Short exercise:
Work through the data below line by line and say how many lines hold "เลขท"; give only the number.

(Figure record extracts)
<<<<

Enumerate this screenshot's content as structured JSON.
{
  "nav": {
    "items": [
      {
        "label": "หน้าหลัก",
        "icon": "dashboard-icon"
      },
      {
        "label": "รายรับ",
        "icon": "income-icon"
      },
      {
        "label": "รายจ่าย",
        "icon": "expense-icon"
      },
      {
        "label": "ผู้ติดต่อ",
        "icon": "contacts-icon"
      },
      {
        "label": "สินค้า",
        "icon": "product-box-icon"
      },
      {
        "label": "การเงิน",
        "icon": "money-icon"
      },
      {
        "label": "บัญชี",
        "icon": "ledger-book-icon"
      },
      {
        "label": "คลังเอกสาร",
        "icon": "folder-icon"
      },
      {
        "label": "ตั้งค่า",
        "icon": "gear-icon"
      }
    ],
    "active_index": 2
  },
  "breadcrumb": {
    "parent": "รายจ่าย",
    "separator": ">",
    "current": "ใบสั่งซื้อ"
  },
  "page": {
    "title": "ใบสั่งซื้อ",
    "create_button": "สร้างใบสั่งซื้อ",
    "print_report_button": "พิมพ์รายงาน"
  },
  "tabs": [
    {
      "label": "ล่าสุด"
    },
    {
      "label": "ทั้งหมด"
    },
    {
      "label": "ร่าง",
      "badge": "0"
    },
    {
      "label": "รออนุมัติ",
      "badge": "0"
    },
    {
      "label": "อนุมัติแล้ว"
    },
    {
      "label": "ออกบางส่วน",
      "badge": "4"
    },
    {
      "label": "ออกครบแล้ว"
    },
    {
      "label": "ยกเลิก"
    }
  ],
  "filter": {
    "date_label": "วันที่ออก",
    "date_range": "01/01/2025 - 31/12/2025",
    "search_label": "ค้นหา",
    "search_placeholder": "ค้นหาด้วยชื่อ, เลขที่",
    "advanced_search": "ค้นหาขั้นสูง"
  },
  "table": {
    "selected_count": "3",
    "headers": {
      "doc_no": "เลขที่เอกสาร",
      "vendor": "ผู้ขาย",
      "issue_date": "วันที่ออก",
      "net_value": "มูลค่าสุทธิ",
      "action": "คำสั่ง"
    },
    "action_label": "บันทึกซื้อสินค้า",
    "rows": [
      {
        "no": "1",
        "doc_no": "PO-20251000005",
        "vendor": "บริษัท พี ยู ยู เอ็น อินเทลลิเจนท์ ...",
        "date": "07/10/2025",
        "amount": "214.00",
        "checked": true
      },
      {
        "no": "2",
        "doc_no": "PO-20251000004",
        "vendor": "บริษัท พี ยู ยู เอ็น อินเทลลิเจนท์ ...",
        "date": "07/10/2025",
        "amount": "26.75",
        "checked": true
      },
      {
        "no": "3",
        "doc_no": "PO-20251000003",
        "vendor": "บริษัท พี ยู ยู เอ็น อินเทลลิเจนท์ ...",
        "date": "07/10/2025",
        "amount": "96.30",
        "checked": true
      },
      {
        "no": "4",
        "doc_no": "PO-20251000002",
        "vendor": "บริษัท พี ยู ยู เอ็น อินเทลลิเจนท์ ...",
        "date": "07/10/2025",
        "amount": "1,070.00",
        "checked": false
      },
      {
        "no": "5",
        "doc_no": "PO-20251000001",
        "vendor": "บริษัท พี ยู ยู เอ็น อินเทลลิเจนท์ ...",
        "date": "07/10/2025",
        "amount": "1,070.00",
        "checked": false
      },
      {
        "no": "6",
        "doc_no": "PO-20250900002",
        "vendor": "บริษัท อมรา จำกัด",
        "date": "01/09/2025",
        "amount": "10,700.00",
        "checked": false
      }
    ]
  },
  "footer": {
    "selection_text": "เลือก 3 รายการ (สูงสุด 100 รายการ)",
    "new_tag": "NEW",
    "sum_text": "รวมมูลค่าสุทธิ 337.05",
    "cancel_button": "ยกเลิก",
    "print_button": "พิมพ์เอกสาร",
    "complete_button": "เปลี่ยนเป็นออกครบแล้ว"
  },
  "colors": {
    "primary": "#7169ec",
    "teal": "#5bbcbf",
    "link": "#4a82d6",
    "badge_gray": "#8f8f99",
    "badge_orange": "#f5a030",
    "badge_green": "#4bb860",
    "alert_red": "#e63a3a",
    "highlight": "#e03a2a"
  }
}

>>>>

Finished task:
2